-- begin GIVEN ENTRIES --
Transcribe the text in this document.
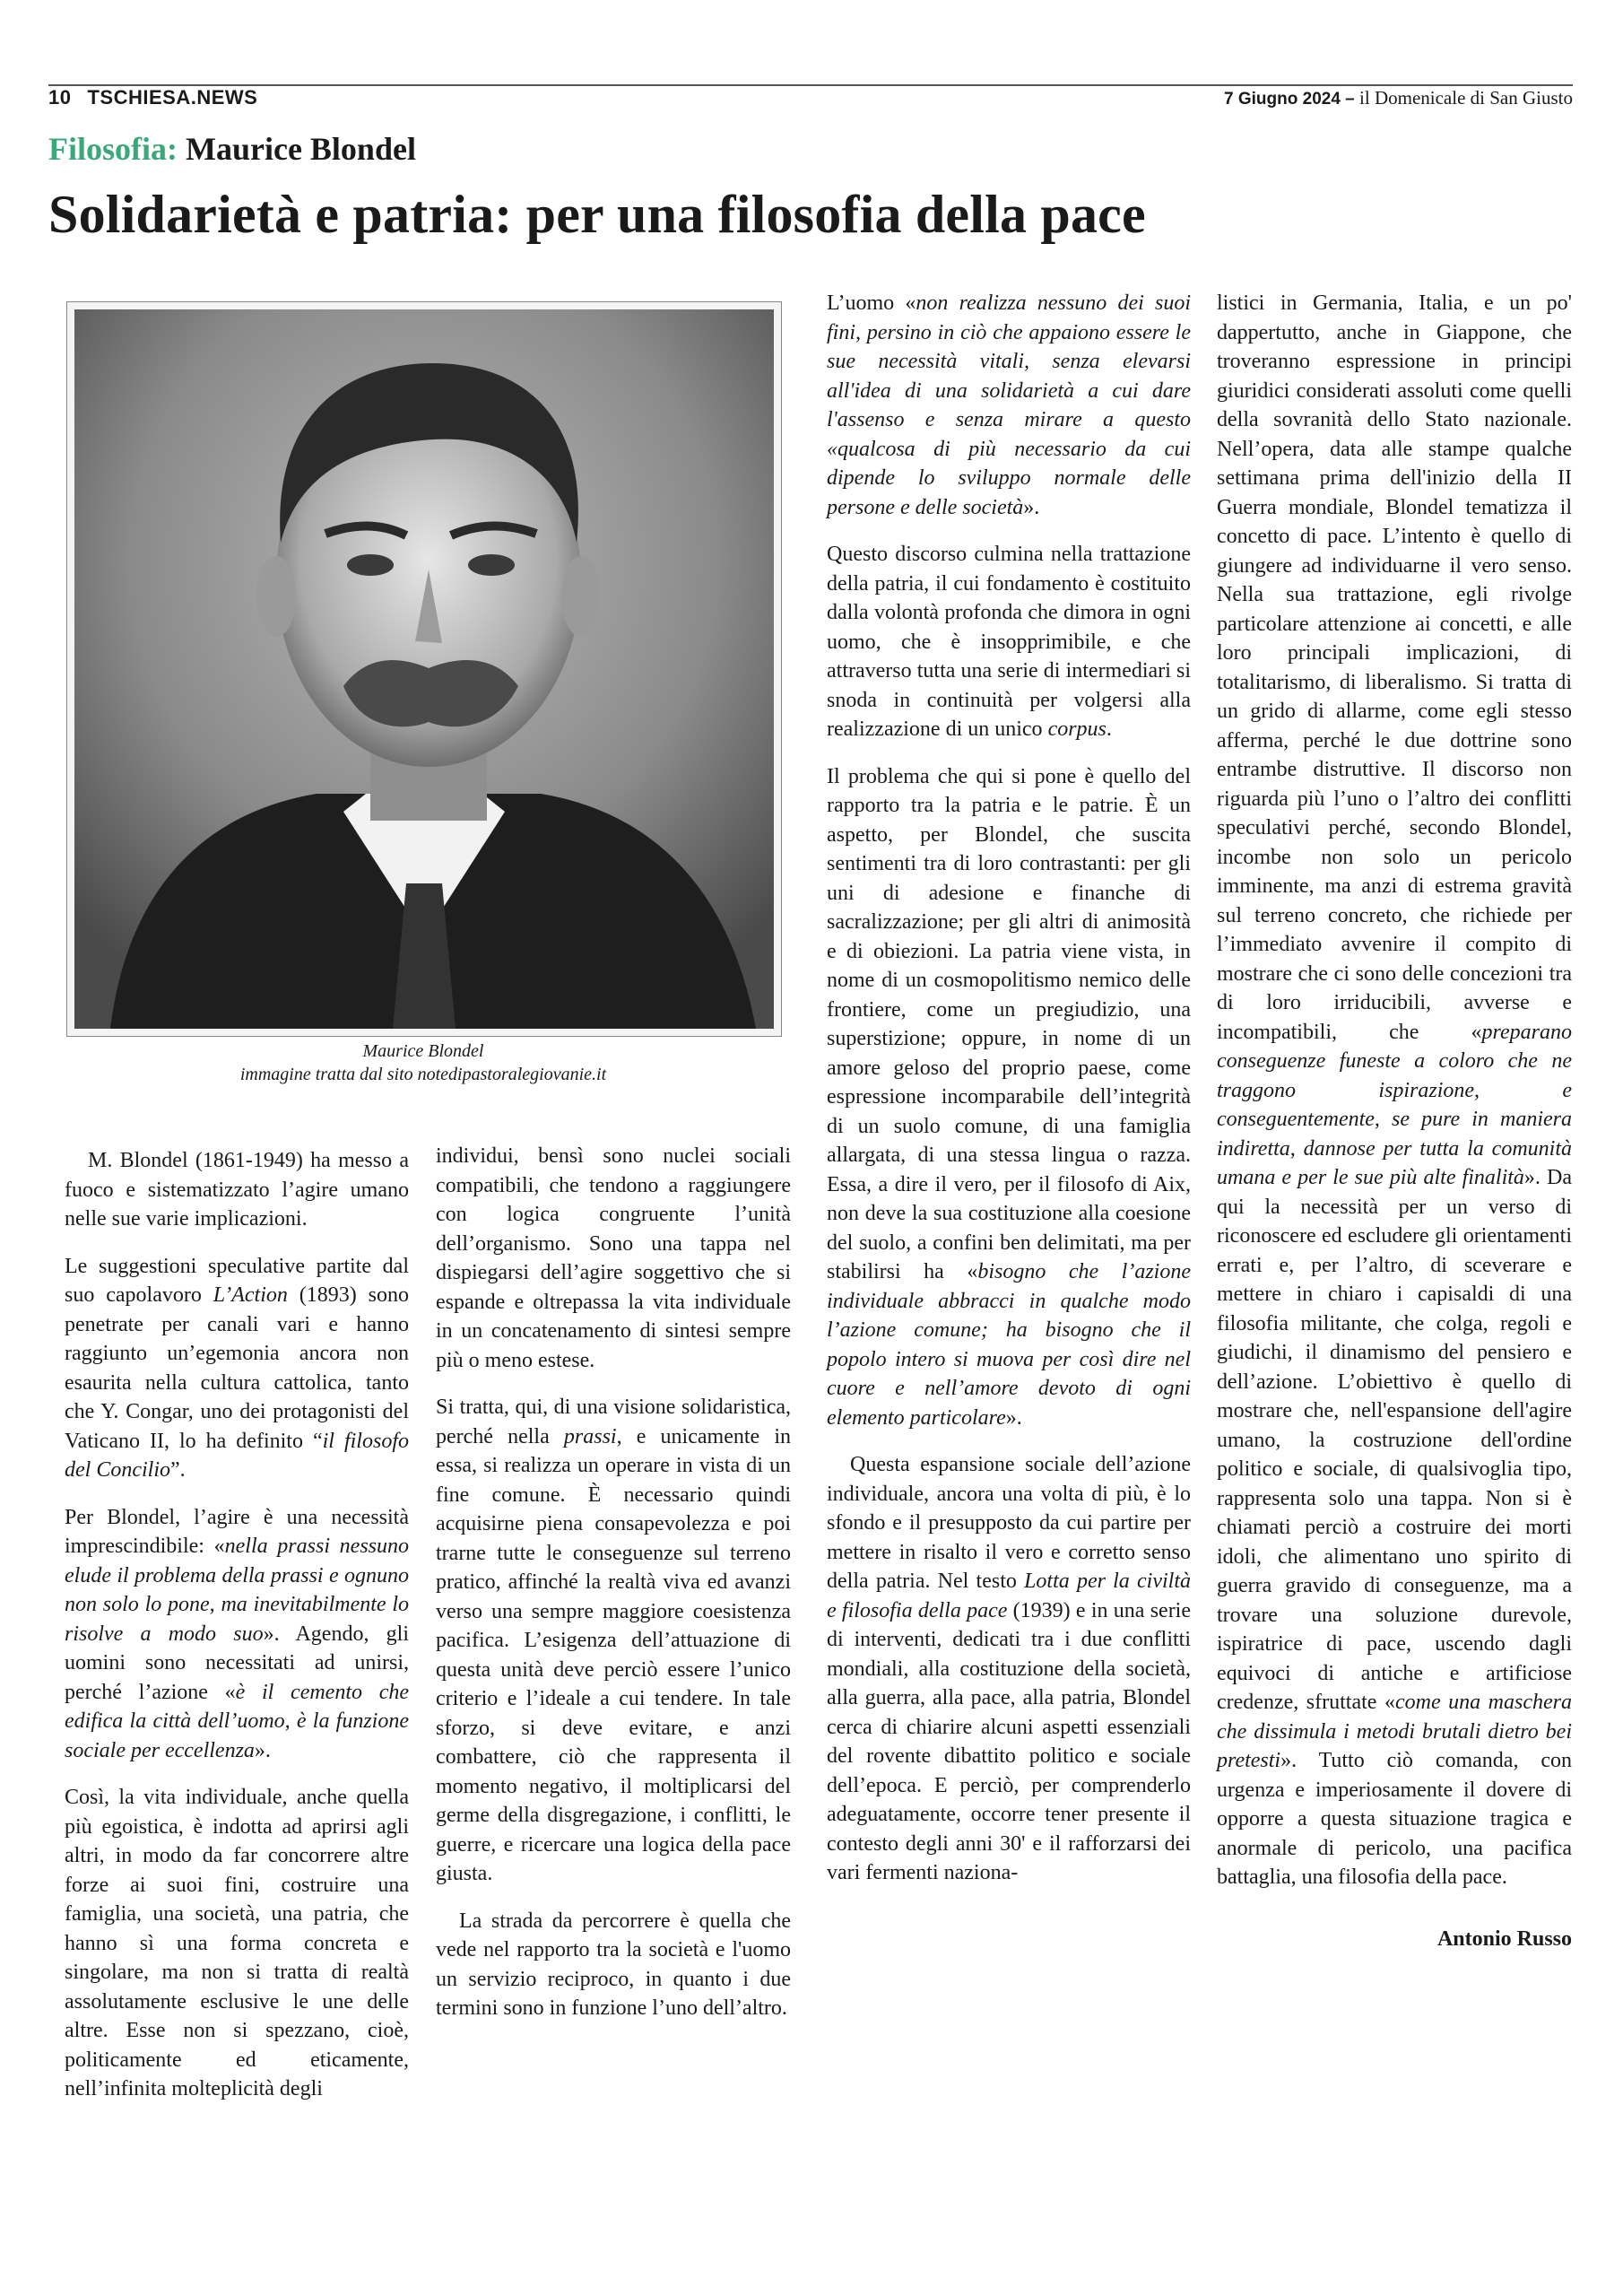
10 TSCHIESA.NEWS	7 Giugno 2024 – il Domenicale di San Giusto
Filosofia: Maurice Blondel
Solidarietà e patria: per una filosofia della pace
Maurice Blondel
immagine tratta dal sito notedipastoralegiovanie.it

M. Blondel (1861-1949) ha messo a fuoco e sistematizzato l’agire umano nelle sue varie implicazioni.

Le suggestioni speculative partite dal suo capolavoro L’Action (1893) sono penetrate per canali vari e hanno raggiunto un’egemonia ancora non esaurita nella cultura cattolica, tanto che Y. Congar, uno dei protagonisti del Vaticano II, lo ha definito “il filosofo del Concilio”.

Per Blondel, l’agire è una necessità imprescindibile: «nella prassi nessuno elude il problema della prassi e ognuno non solo lo pone, ma inevitabilmente lo risolve a modo suo». Agendo, gli uomini sono necessitati ad unirsi, perché l’azione «è il cemento che edifica la città dell’uomo, è la funzione sociale per eccellenza».

Così, la vita individuale, anche quella più egoistica, è indotta ad aprirsi agli altri, in modo da far concorrere altre forze ai suoi fini, costruire una famiglia, una società, una patria, che hanno sì una forma concreta e singolare, ma non si tratta di realtà assolutamente esclusive le une delle altre. Esse non si spezzano, cioè, politicamente ed eticamente, nell’infinita molteplicità degli

individui, bensì sono nuclei sociali compatibili, che tendono a raggiungere con logica congruente l’unità dell’organismo. Sono una tappa nel dispiegarsi dell’agire soggettivo che si espande e oltrepassa la vita individuale in un concatenamento di sintesi sempre più o meno estese.

Si tratta, qui, di una visione solidaristica, perché nella prassi, e unicamente in essa, si realizza un operare in vista di un fine comune. È necessario quindi acquisirne piena consapevolezza e poi trarne tutte le conseguenze sul terreno pratico, affinché la realtà viva ed avanzi verso una sempre maggiore coesistenza pacifica. L’esigenza dell’attuazione di questa unità deve perciò essere l’unico criterio e l’ideale a cui tendere. In tale sforzo, si deve evitare, e anzi combattere, ciò che rappresenta il momento negativo, il moltiplicarsi del germe della disgregazione, i conflitti, le guerre, e ricercare una logica della pace giusta.

La strada da percorrere è quella che vede nel rapporto tra la società e l'uomo un servizio reciproco, in quanto i due termini sono in funzione l’uno dell’altro.

L’uomo «non realizza nessuno dei suoi fini, persino in ciò che appaiono essere le sue necessità vitali, senza elevarsi all'idea di una solidarietà a cui dare l'assenso e senza mirare a questo «qualcosa di più necessario da cui dipende lo sviluppo normale delle persone e delle società».

Questo discorso culmina nella trattazione della patria, il cui fondamento è costituito dalla volontà profonda che dimora in ogni uomo, che è insopprimibile, e che attraverso tutta una serie di intermediari si snoda in continuità per volgersi alla realizzazione di un unico corpus.

Il problema che qui si pone è quello del rapporto tra la patria e le patrie. È un aspetto, per Blondel, che suscita sentimenti tra di loro contrastanti: per gli uni di adesione e finanche di sacralizzazione; per gli altri di animosità e di obiezioni. La patria viene vista, in nome di un cosmopolitismo nemico delle frontiere, come un pregiudizio, una superstizione; oppure, in nome di un amore geloso del proprio paese, come espressione incomparabile dell’integrità di un suolo comune, di una famiglia allargata, di una stessa lingua o razza. Essa, a dire il vero, per il filosofo di Aix, non deve la sua costituzione alla coesione del suolo, a confini ben delimitati, ma per stabilirsi ha «bisogno che l’azione individuale abbracci in qualche modo l’azione comune; ha bisogno che il popolo intero si muova per così dire nel cuore e nell’amore devoto di ogni elemento particolare».

Questa espansione sociale dell’azione individuale, ancora una volta di più, è lo sfondo e il presupposto da cui partire per mettere in risalto il vero e corretto senso della patria. Nel testo Lotta per la civiltà e filosofia della pace (1939) e in una serie di interventi, dedicati tra i due conflitti mondiali, alla costituzione della società, alla guerra, alla pace, alla patria, Blondel cerca di chiarire alcuni aspetti essenziali del rovente dibattito politico e sociale dell’epoca. E perciò, per comprenderlo adeguatamente, occorre tener presente il contesto degli anni 30' e il rafforzarsi dei vari fermenti naziona-

listici in Germania, Italia, e un po' dappertutto, anche in Giappone, che troveranno espressione in principi giuridici considerati assoluti come quelli della sovranità dello Stato nazionale. Nell’opera, data alle stampe qualche settimana prima dell'inizio della II Guerra mondiale, Blondel tematizza il concetto di pace. L’intento è quello di giungere ad individuarne il vero senso. Nella sua trattazione, egli rivolge particolare attenzione ai concetti, e alle loro principali implicazioni, di totalitarismo, di liberalismo. Si tratta di un grido di allarme, come egli stesso afferma, perché le due dottrine sono entrambe distruttive. Il discorso non riguarda più l’uno o l’altro dei conflitti speculativi perché, secondo Blondel, incombe non solo un pericolo imminente, ma anzi di estrema gravità sul terreno concreto, che richiede per l’immediato avvenire il compito di mostrare che ci sono delle concezioni tra di loro irriducibili, avverse e incompatibili, che «preparano conseguenze funeste a coloro che ne traggono ispirazione, e conseguentemente, se pure in maniera indiretta, dannose per tutta la comunità umana e per le sue più alte finalità». Da qui la necessità per un verso di riconoscere ed escludere gli orientamenti errati e, per l’altro, di sceverare e mettere in chiaro i capisaldi di una filosofia militante, che colga, regoli e giudichi, il dinamismo del pensiero e dell’azione. L’obiettivo è quello di mostrare che, nell'espansione dell'agire umano, la costruzione dell'ordine politico e sociale, di qualsivoglia tipo, rappresenta solo una tappa. Non si è chiamati perciò a costruire dei morti idoli, che alimentano uno spirito di guerra gravido di conseguenze, ma a trovare una soluzione durevole, ispiratrice di pace, uscendo dagli equivoci di antiche e artificiose credenze, sfruttate «come una maschera che dissimula i metodi brutali dietro bei pretesti». Tutto ciò comanda, con urgenza e imperiosamente il dovere di opporre a questa situazione tragica e anormale di pericolo, una pacifica battaglia, una filosofia della pace.

Antonio Russo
-- end GIVEN ENTRIES --
> _TASK DETAILS_:
Can you repeat every record above exactly, apart from the pictures?

> _COMPLETED EXERCISE_:
Transcribe the text in this document.
10 TSCHIESA.NEWS	7 Giugno 2024 – il Domenicale di San Giusto
Filosofia: Maurice Blondel
Solidarietà e patria: per una filosofia della pace
Maurice Blondel
immagine tratta dal sito notedipastoralegiovanie.it

M. Blondel (1861-1949) ha messo a fuoco e sistematizzato l’agire umano nelle sue varie implicazioni.

Le suggestioni speculative partite dal suo capolavoro L’Action (1893) sono penetrate per canali vari e hanno raggiunto un’egemonia ancora non esaurita nella cultura cattolica, tanto che Y. Congar, uno dei protagonisti del Vaticano II, lo ha definito “il filosofo del Concilio”.

Per Blondel, l’agire è una necessità imprescindibile: «nella prassi nessuno elude il problema della prassi e ognuno non solo lo pone, ma inevitabilmente lo risolve a modo suo». Agendo, gli uomini sono necessitati ad unirsi, perché l’azione «è il cemento che edifica la città dell’uomo, è la funzione sociale per eccellenza».

Così, la vita individuale, anche quella più egoistica, è indotta ad aprirsi agli altri, in modo da far concorrere altre forze ai suoi fini, costruire una famiglia, una società, una patria, che hanno sì una forma concreta e singolare, ma non si tratta di realtà assolutamente esclusive le une delle altre. Esse non si spezzano, cioè, politicamente ed eticamente, nell’infinita molteplicità degli

individui, bensì sono nuclei sociali compatibili, che tendono a raggiungere con logica congruente l’unità dell’organismo. Sono una tappa nel dispiegarsi dell’agire soggettivo che si espande e oltrepassa la vita individuale in un concatenamento di sintesi sempre più o meno estese.

Si tratta, qui, di una visione solidaristica, perché nella prassi, e unicamente in essa, si realizza un operare in vista di un fine comune. È necessario quindi acquisirne piena consapevolezza e poi trarne tutte le conseguenze sul terreno pratico, affinché la realtà viva ed avanzi verso una sempre maggiore coesistenza pacifica. L’esigenza dell’attuazione di questa unità deve perciò essere l’unico criterio e l’ideale a cui tendere. In tale sforzo, si deve evitare, e anzi combattere, ciò che rappresenta il momento negativo, il moltiplicarsi del germe della disgregazione, i conflitti, le guerre, e ricercare una logica della pace giusta.

La strada da percorrere è quella che vede nel rapporto tra la società e l'uomo un servizio reciproco, in quanto i due termini sono in funzione l’uno dell’altro.

L’uomo «non realizza nessuno dei suoi fini, persino in ciò che appaiono essere le sue necessità vitali, senza elevarsi all'idea di una solidarietà a cui dare l'assenso e senza mirare a questo «qualcosa di più necessario da cui dipende lo sviluppo normale delle persone e delle società».

Questo discorso culmina nella trattazione della patria, il cui fondamento è costituito dalla volontà profonda che dimora in ogni uomo, che è insopprimibile, e che attraverso tutta una serie di intermediari si snoda in continuità per volgersi alla realizzazione di un unico corpus.

Il problema che qui si pone è quello del rapporto tra la patria e le patrie. È un aspetto, per Blondel, che suscita sentimenti tra di loro contrastanti: per gli uni di adesione e finanche di sacralizzazione; per gli altri di animosità e di obiezioni. La patria viene vista, in nome di un cosmopolitismo nemico delle frontiere, come un pregiudizio, una superstizione; oppure, in nome di un amore geloso del proprio paese, come espressione incomparabile dell’integrità di un suolo comune, di una famiglia allargata, di una stessa lingua o razza. Essa, a dire il vero, per il filosofo di Aix, non deve la sua costituzione alla coesione del suolo, a confini ben delimitati, ma per stabilirsi ha «bisogno che l’azione individuale abbracci in qualche modo l’azione comune; ha bisogno che il popolo intero si muova per così dire nel cuore e nell’amore devoto di ogni elemento particolare».

Questa espansione sociale dell’azione individuale, ancora una volta di più, è lo sfondo e il presupposto da cui partire per mettere in risalto il vero e corretto senso della patria. Nel testo Lotta per la civiltà e filosofia della pace (1939) e in una serie di interventi, dedicati tra i due conflitti mondiali, alla costituzione della società, alla guerra, alla pace, alla patria, Blondel cerca di chiarire alcuni aspetti essenziali del rovente dibattito politico e sociale dell’epoca. E perciò, per comprenderlo adeguatamente, occorre tener presente il contesto degli anni 30' e il rafforzarsi dei vari fermenti naziona-

listici in Germania, Italia, e un po' dappertutto, anche in Giappone, che troveranno espressione in principi giuridici considerati assoluti come quelli della sovranità dello Stato nazionale. Nell’opera, data alle stampe qualche settimana prima dell'inizio della II Guerra mondiale, Blondel tematizza il concetto di pace. L’intento è quello di giungere ad individuarne il vero senso. Nella sua trattazione, egli rivolge particolare attenzione ai concetti, e alle loro principali implicazioni, di totalitarismo, di liberalismo. Si tratta di un grido di allarme, come egli stesso afferma, perché le due dottrine sono entrambe distruttive. Il discorso non riguarda più l’uno o l’altro dei conflitti speculativi perché, secondo Blondel, incombe non solo un pericolo imminente, ma anzi di estrema gravità sul terreno concreto, che richiede per l’immediato avvenire il compito di mostrare che ci sono delle concezioni tra di loro irriducibili, avverse e incompatibili, che «preparano conseguenze funeste a coloro che ne traggono ispirazione, e conseguentemente, se pure in maniera indiretta, dannose per tutta la comunità umana e per le sue più alte finalità». Da qui la necessità per un verso di riconoscere ed escludere gli orientamenti errati e, per l’altro, di sceverare e mettere in chiaro i capisaldi di una filosofia militante, che colga, regoli e giudichi, il dinamismo del pensiero e dell’azione. L’obiettivo è quello di mostrare che, nell'espansione dell'agire umano, la costruzione dell'ordine politico e sociale, di qualsivoglia tipo, rappresenta solo una tappa. Non si è chiamati perciò a costruire dei morti idoli, che alimentano uno spirito di guerra gravido di conseguenze, ma a trovare una soluzione durevole, ispiratrice di pace, uscendo dagli equivoci di antiche e artificiose credenze, sfruttate «come una maschera che dissimula i metodi brutali dietro bei pretesti». Tutto ciò comanda, con urgenza e imperiosamente il dovere di opporre a questa situazione tragica e anormale di pericolo, una pacifica battaglia, una filosofia della pace.

Antonio Russo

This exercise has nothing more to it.